• Records from a data source:
-------

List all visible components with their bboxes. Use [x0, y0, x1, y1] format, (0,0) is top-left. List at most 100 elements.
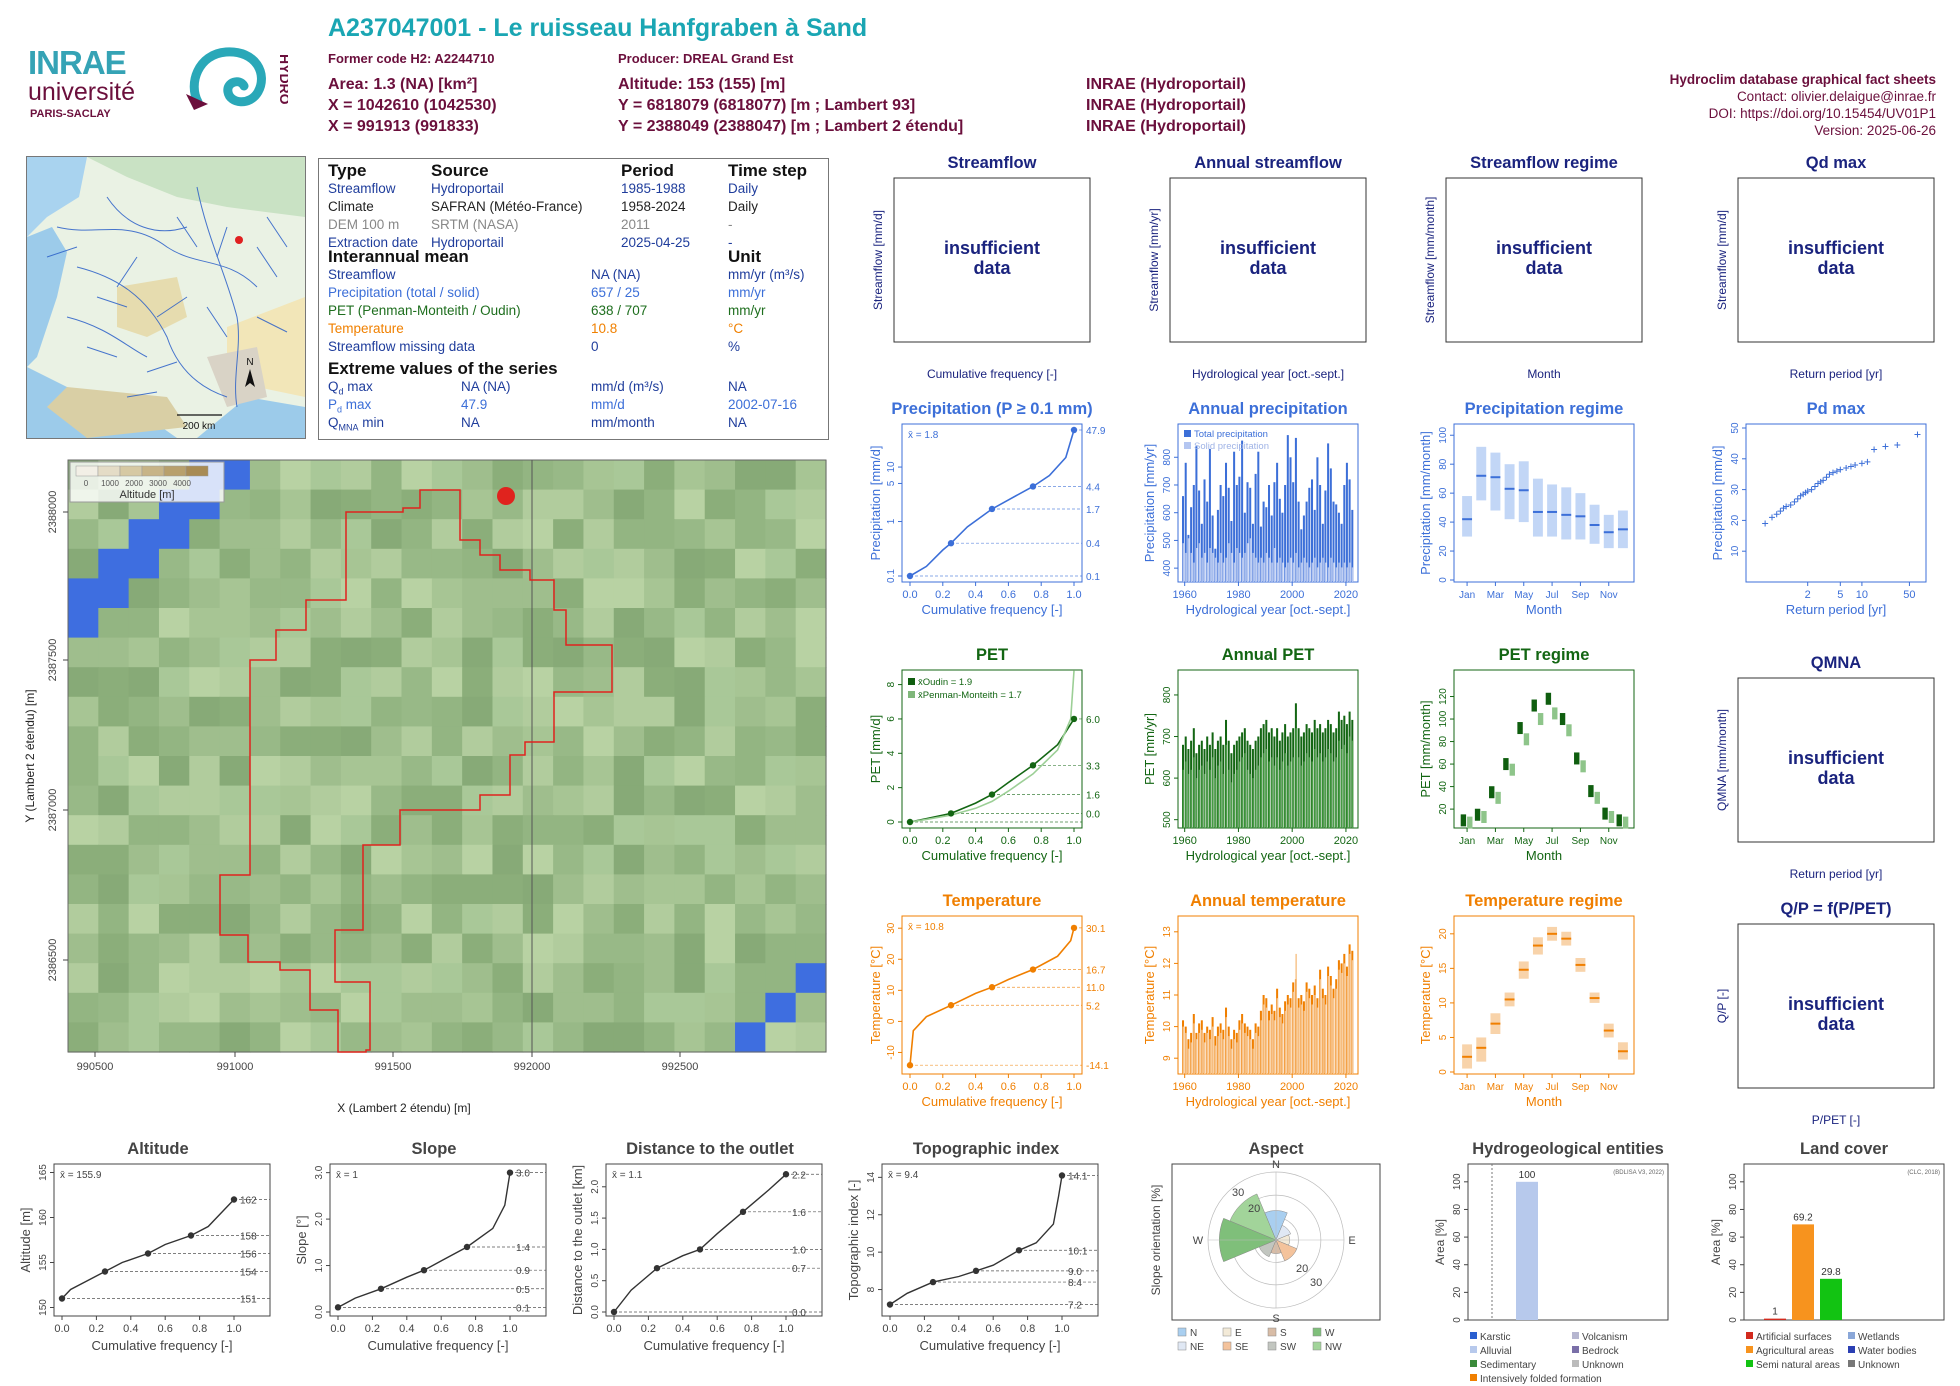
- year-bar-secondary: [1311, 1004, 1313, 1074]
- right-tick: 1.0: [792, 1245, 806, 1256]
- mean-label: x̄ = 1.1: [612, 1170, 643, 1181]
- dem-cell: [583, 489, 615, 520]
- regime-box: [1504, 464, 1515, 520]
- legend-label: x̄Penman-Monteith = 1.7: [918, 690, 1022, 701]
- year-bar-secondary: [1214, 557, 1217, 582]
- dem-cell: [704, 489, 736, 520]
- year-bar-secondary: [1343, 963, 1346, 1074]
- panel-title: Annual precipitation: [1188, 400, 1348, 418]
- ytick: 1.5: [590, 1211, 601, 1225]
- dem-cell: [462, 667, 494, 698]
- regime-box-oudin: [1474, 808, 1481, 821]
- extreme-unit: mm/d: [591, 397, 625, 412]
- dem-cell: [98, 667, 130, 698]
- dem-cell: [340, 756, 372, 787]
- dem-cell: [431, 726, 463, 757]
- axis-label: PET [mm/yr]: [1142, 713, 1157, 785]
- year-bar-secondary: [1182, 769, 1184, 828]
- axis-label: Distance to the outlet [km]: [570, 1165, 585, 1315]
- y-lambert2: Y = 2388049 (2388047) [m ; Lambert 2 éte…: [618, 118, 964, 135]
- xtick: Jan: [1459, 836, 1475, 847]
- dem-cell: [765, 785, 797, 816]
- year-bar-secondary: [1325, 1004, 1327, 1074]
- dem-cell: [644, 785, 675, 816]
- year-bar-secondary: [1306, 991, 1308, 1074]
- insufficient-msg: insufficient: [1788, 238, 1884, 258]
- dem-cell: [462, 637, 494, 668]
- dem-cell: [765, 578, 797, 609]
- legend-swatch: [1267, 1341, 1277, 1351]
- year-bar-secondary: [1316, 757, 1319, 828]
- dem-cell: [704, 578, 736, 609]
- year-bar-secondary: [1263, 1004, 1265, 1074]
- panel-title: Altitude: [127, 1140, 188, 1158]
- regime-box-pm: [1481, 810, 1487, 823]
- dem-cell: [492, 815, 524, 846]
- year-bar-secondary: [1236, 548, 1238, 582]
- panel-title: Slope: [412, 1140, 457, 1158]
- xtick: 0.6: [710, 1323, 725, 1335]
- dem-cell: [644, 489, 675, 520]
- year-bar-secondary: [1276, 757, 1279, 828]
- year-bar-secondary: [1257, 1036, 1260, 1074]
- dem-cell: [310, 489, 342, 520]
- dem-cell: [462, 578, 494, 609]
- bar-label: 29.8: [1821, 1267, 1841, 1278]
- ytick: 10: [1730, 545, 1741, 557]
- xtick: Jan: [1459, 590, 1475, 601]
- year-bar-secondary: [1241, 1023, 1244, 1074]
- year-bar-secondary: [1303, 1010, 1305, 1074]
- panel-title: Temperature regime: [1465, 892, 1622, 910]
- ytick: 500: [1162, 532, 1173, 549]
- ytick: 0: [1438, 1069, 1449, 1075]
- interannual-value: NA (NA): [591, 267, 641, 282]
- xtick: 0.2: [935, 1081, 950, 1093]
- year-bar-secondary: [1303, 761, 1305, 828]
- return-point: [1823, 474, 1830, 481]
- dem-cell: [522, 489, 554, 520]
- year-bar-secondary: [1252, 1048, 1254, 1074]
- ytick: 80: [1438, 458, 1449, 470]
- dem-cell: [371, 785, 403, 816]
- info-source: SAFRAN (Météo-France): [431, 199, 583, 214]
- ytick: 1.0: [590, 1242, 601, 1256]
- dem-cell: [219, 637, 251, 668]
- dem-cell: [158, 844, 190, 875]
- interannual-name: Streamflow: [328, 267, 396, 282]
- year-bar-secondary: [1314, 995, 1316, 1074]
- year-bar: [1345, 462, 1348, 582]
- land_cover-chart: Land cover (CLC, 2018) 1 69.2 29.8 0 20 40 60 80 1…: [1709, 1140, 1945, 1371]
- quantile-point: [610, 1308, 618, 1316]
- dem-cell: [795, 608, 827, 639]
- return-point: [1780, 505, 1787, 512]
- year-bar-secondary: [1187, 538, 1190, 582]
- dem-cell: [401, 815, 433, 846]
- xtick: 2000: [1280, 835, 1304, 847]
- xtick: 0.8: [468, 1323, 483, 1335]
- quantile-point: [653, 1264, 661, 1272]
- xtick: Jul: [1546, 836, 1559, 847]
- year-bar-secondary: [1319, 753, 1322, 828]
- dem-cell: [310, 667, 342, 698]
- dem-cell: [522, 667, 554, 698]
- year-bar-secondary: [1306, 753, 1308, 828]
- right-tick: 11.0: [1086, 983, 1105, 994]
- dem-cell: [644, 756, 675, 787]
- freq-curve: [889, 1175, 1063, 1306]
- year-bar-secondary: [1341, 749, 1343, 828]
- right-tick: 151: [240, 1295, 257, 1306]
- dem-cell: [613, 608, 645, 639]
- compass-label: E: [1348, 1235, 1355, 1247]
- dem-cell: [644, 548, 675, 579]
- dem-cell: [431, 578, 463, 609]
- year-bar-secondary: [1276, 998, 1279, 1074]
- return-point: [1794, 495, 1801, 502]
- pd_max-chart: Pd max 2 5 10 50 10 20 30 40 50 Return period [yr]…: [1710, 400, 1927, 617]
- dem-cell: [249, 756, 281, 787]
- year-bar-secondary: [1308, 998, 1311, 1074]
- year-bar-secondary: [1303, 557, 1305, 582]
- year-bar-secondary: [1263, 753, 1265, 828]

-------

Could you reproduce the records above with every "year-bar-secondary" swapped for "annual-bar-secondary" and everything else left unchanged, omitting the pictures?

List all visible components with their bboxes. Use [x0, y0, x1, y1] format, (0,0) is top-left. List at most 100 elements.
- annual-bar-secondary: [1311, 1004, 1313, 1074]
- right-tick: 1.0: [792, 1245, 806, 1256]
- mean-label: x̄ = 1.1: [612, 1170, 643, 1181]
- dem-cell: [583, 489, 615, 520]
- regime-box: [1504, 464, 1515, 520]
- legend-label: x̄Penman-Monteith = 1.7: [918, 690, 1022, 701]
- annual-bar-secondary: [1214, 557, 1217, 582]
- dem-cell: [704, 489, 736, 520]
- annual-bar-secondary: [1343, 963, 1346, 1074]
- panel-title: Annual precipitation: [1188, 400, 1348, 418]
- ytick: 1.5: [590, 1211, 601, 1225]
- dem-cell: [462, 667, 494, 698]
- regime-box-oudin: [1474, 808, 1481, 821]
- extreme-unit: mm/d: [591, 397, 625, 412]
- dem-cell: [98, 667, 130, 698]
- dem-cell: [340, 756, 372, 787]
- dem-cell: [431, 726, 463, 757]
- axis-label: PET [mm/yr]: [1142, 713, 1157, 785]
- annual-bar-secondary: [1182, 769, 1184, 828]
- axis-label: Distance to the outlet [km]: [570, 1165, 585, 1315]
- y-lambert2: Y = 2388049 (2388047) [m ; Lambert 2 éte…: [618, 118, 964, 135]
- xtick: Jan: [1459, 836, 1475, 847]
- dem-cell: [765, 785, 797, 816]
- annual-bar-secondary: [1325, 1004, 1327, 1074]
- dem-cell: [644, 785, 675, 816]
- annual-bar-secondary: [1306, 991, 1308, 1074]
- insufficient-msg: insufficient: [1788, 238, 1884, 258]
- dem-cell: [462, 637, 494, 668]
- dem-cell: [765, 578, 797, 609]
- legend-swatch: [1267, 1341, 1277, 1351]
- annual-bar-secondary: [1316, 757, 1319, 828]
- dem-cell: [704, 578, 736, 609]
- annual-bar-secondary: [1263, 1004, 1265, 1074]
- panel-title: Altitude: [127, 1140, 188, 1158]
- regime-box-pm: [1481, 810, 1487, 823]
- dem-cell: [492, 815, 524, 846]
- annual-bar-secondary: [1236, 548, 1238, 582]
- panel-title: Slope: [412, 1140, 457, 1158]
- xtick: 0.6: [710, 1323, 725, 1335]
- dem-cell: [644, 489, 675, 520]
- annual-bar-secondary: [1276, 757, 1279, 828]
- annual-bar-secondary: [1257, 1036, 1260, 1074]
- dem-cell: [310, 489, 342, 520]
- dem-cell: [462, 578, 494, 609]
- bar-label: 29.8: [1821, 1267, 1841, 1278]
- ytick: 10: [1730, 545, 1741, 557]
- xtick: Jan: [1459, 590, 1475, 601]
- annual-bar-secondary: [1241, 1023, 1244, 1074]
- annual-bar-secondary: [1303, 1010, 1305, 1074]
- panel-title: Temperature regime: [1465, 892, 1622, 910]
- ytick: 500: [1162, 532, 1173, 549]
- ytick: 0: [1438, 1069, 1449, 1075]
- interannual-value: NA (NA): [591, 267, 641, 282]
- xtick: 0.2: [935, 1081, 950, 1093]
- annual-bar-secondary: [1303, 761, 1305, 828]
- return-point: [1823, 474, 1830, 481]
- dem-cell: [522, 489, 554, 520]
- annual-bar-secondary: [1252, 1048, 1254, 1074]
- ytick: 80: [1438, 458, 1449, 470]
- dem-cell: [371, 785, 403, 816]
- info-source: SAFRAN (Météo-France): [431, 199, 583, 214]
- ytick: 1.0: [590, 1242, 601, 1256]
- dem-cell: [219, 637, 251, 668]
- dem-cell: [158, 844, 190, 875]
- interannual-name: Streamflow: [328, 267, 396, 282]
- annual-bar-secondary: [1314, 995, 1316, 1074]
- year-bar: [1345, 462, 1348, 582]
- land_cover-chart: Land cover (CLC, 2018) 1 69.2 29.8 0 20 40 60 80 1…: [1709, 1140, 1945, 1371]
- quantile-point: [610, 1308, 618, 1316]
- dem-cell: [795, 608, 827, 639]
- return-point: [1780, 505, 1787, 512]
- annual-bar-secondary: [1187, 538, 1190, 582]
- dem-cell: [401, 815, 433, 846]
- xtick: 2000: [1280, 835, 1304, 847]
- xtick: 0.8: [468, 1323, 483, 1335]
- quantile-point: [653, 1264, 661, 1272]
- xtick: Jul: [1546, 836, 1559, 847]
- annual-bar-secondary: [1319, 753, 1322, 828]
- dem-cell: [310, 667, 342, 698]
- dem-cell: [522, 667, 554, 698]
- annual-bar-secondary: [1306, 753, 1308, 828]
- right-tick: 11.0: [1086, 983, 1105, 994]
- dem-cell: [644, 756, 675, 787]
- freq-curve: [889, 1175, 1063, 1306]
- annual-bar-secondary: [1341, 749, 1343, 828]
- right-tick: 151: [240, 1295, 257, 1306]
- dem-cell: [613, 608, 645, 639]
- compass-label: E: [1348, 1235, 1355, 1247]
- dem-cell: [644, 548, 675, 579]
- dem-cell: [431, 578, 463, 609]
- annual-bar-secondary: [1276, 998, 1279, 1074]
- return-point: [1794, 495, 1801, 502]
- pd_max-chart: Pd max 2 5 10 50 10 20 30 40 50 Return period [yr]…: [1710, 400, 1927, 617]
- dem-cell: [249, 756, 281, 787]
- annual-bar-secondary: [1308, 998, 1311, 1074]
- annual-bar-secondary: [1303, 557, 1305, 582]
- annual-bar-secondary: [1263, 753, 1265, 828]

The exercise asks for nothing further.